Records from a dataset
--------------------------------

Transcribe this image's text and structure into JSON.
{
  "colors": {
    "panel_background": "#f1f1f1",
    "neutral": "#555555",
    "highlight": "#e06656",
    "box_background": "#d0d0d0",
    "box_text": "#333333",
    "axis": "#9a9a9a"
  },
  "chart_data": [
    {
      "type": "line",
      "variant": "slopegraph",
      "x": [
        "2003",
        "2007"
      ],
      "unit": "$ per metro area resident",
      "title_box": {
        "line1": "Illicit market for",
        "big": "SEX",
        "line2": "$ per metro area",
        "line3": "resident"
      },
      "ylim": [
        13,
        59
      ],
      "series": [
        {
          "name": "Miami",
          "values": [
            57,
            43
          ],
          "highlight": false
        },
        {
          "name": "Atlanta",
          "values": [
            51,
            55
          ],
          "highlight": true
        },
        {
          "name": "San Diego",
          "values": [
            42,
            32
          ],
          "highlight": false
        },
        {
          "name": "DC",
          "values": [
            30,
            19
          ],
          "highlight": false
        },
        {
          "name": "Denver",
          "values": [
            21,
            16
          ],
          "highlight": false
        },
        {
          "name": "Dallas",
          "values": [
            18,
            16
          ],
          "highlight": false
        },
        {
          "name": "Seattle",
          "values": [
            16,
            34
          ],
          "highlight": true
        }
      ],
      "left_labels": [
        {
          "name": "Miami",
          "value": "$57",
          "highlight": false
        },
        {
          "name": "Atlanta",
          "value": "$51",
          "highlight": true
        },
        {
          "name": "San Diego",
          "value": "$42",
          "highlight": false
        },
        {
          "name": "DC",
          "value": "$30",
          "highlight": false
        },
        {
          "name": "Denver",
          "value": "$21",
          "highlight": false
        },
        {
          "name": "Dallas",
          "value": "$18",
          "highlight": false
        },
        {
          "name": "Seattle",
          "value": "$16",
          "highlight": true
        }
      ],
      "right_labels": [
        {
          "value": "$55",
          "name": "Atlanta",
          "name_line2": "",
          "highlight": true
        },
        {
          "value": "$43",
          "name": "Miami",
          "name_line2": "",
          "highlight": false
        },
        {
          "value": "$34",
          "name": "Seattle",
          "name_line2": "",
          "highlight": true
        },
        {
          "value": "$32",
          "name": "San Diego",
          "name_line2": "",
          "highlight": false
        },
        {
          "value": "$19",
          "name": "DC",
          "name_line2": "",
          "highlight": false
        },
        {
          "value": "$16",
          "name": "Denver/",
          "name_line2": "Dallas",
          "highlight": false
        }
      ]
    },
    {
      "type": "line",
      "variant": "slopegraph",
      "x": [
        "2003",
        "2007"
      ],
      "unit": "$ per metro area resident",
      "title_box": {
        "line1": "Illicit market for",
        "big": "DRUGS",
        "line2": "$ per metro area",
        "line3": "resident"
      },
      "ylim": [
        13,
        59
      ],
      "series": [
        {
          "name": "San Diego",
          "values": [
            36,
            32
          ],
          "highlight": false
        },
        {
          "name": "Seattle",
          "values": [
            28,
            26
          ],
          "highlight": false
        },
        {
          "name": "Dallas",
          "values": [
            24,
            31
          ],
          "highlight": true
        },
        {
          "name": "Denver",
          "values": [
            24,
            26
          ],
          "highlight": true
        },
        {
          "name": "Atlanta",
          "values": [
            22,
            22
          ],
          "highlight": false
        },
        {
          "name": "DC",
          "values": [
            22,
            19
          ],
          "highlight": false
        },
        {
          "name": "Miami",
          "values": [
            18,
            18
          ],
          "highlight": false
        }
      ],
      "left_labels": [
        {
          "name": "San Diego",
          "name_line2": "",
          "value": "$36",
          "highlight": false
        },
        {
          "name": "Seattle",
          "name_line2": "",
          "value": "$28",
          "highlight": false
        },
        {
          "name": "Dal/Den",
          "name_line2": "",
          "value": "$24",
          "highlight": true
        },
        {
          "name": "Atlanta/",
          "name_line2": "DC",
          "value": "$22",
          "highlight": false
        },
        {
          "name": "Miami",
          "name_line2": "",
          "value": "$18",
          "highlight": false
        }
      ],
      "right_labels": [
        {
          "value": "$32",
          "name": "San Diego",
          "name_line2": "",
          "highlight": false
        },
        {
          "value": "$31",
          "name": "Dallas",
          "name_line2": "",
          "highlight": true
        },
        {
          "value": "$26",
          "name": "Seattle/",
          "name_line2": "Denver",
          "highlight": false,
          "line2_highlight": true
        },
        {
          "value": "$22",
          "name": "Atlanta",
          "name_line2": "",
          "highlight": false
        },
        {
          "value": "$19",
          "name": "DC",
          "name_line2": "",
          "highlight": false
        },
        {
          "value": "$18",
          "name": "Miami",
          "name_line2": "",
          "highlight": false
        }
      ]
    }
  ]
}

--------------------------------

* _YOUR OBJECTIVE_: Output the listing above word for word.

* _FULL RESPONSE_:
Transcribe this image's text and structure into JSON.
{
  "colors": {
    "panel_background": "#f1f1f1",
    "neutral": "#555555",
    "highlight": "#e06656",
    "box_background": "#d0d0d0",
    "box_text": "#333333",
    "axis": "#9a9a9a"
  },
  "chart_data": [
    {
      "type": "line",
      "variant": "slopegraph",
      "x": [
        "2003",
        "2007"
      ],
      "unit": "$ per metro area resident",
      "title_box": {
        "line1": "Illicit market for",
        "big": "SEX",
        "line2": "$ per metro area",
        "line3": "resident"
      },
      "ylim": [
        13,
        59
      ],
      "series": [
        {
          "name": "Miami",
          "values": [
            57,
            43
          ],
          "highlight": false
        },
        {
          "name": "Atlanta",
          "values": [
            51,
            55
          ],
          "highlight": true
        },
        {
          "name": "San Diego",
          "values": [
            42,
            32
          ],
          "highlight": false
        },
        {
          "name": "DC",
          "values": [
            30,
            19
          ],
          "highlight": false
        },
        {
          "name": "Denver",
          "values": [
            21,
            16
          ],
          "highlight": false
        },
        {
          "name": "Dallas",
          "values": [
            18,
            16
          ],
          "highlight": false
        },
        {
          "name": "Seattle",
          "values": [
            16,
            34
          ],
          "highlight": true
        }
      ],
      "left_labels": [
        {
          "name": "Miami",
          "value": "$57",
          "highlight": false
        },
        {
          "name": "Atlanta",
          "value": "$51",
          "highlight": true
        },
        {
          "name": "San Diego",
          "value": "$42",
          "highlight": false
        },
        {
          "name": "DC",
          "value": "$30",
          "highlight": false
        },
        {
          "name": "Denver",
          "value": "$21",
          "highlight": false
        },
        {
          "name": "Dallas",
          "value": "$18",
          "highlight": false
        },
        {
          "name": "Seattle",
          "value": "$16",
          "highlight": true
        }
      ],
      "right_labels": [
        {
          "value": "$55",
          "name": "Atlanta",
          "name_line2": "",
          "highlight": true
        },
        {
          "value": "$43",
          "name": "Miami",
          "name_line2": "",
          "highlight": false
        },
        {
          "value": "$34",
          "name": "Seattle",
          "name_line2": "",
          "highlight": true
        },
        {
          "value": "$32",
          "name": "San Diego",
          "name_line2": "",
          "highlight": false
        },
        {
          "value": "$19",
          "name": "DC",
          "name_line2": "",
          "highlight": false
        },
        {
          "value": "$16",
          "name": "Denver/",
          "name_line2": "Dallas",
          "highlight": false
        }
      ]
    },
    {
      "type": "line",
      "variant": "slopegraph",
      "x": [
        "2003",
        "2007"
      ],
      "unit": "$ per metro area resident",
      "title_box": {
        "line1": "Illicit market for",
        "big": "DRUGS",
        "line2": "$ per metro area",
        "line3": "resident"
      },
      "ylim": [
        13,
        59
      ],
      "series": [
        {
          "name": "San Diego",
          "values": [
            36,
            32
          ],
          "highlight": false
        },
        {
          "name": "Seattle",
          "values": [
            28,
            26
          ],
          "highlight": false
        },
        {
          "name": "Dallas",
          "values": [
            24,
            31
          ],
          "highlight": true
        },
        {
          "name": "Denver",
          "values": [
            24,
            26
          ],
          "highlight": true
        },
        {
          "name": "Atlanta",
          "values": [
            22,
            22
          ],
          "highlight": false
        },
        {
          "name": "DC",
          "values": [
            22,
            19
          ],
          "highlight": false
        },
        {
          "name": "Miami",
          "values": [
            18,
            18
          ],
          "highlight": false
        }
      ],
      "left_labels": [
        {
          "name": "San Diego",
          "name_line2": "",
          "value": "$36",
          "highlight": false
        },
        {
          "name": "Seattle",
          "name_line2": "",
          "value": "$28",
          "highlight": false
        },
        {
          "name": "Dal/Den",
          "name_line2": "",
          "value": "$24",
          "highlight": true
        },
        {
          "name": "Atlanta/",
          "name_line2": "DC",
          "value": "$22",
          "highlight": false
        },
        {
          "name": "Miami",
          "name_line2": "",
          "value": "$18",
          "highlight": false
        }
      ],
      "right_labels": [
        {
          "value": "$32",
          "name": "San Diego",
          "name_line2": "",
          "highlight": false
        },
        {
          "value": "$31",
          "name": "Dallas",
          "name_line2": "",
          "highlight": true
        },
        {
          "value": "$26",
          "name": "Seattle/",
          "name_line2": "Denver",
          "highlight": false,
          "line2_highlight": true
        },
        {
          "value": "$22",
          "name": "Atlanta",
          "name_line2": "",
          "highlight": false
        },
        {
          "value": "$19",
          "name": "DC",
          "name_line2": "",
          "highlight": false
        },
        {
          "value": "$18",
          "name": "Miami",
          "name_line2": "",
          "highlight": false
        }
      ]
    }
  ]
}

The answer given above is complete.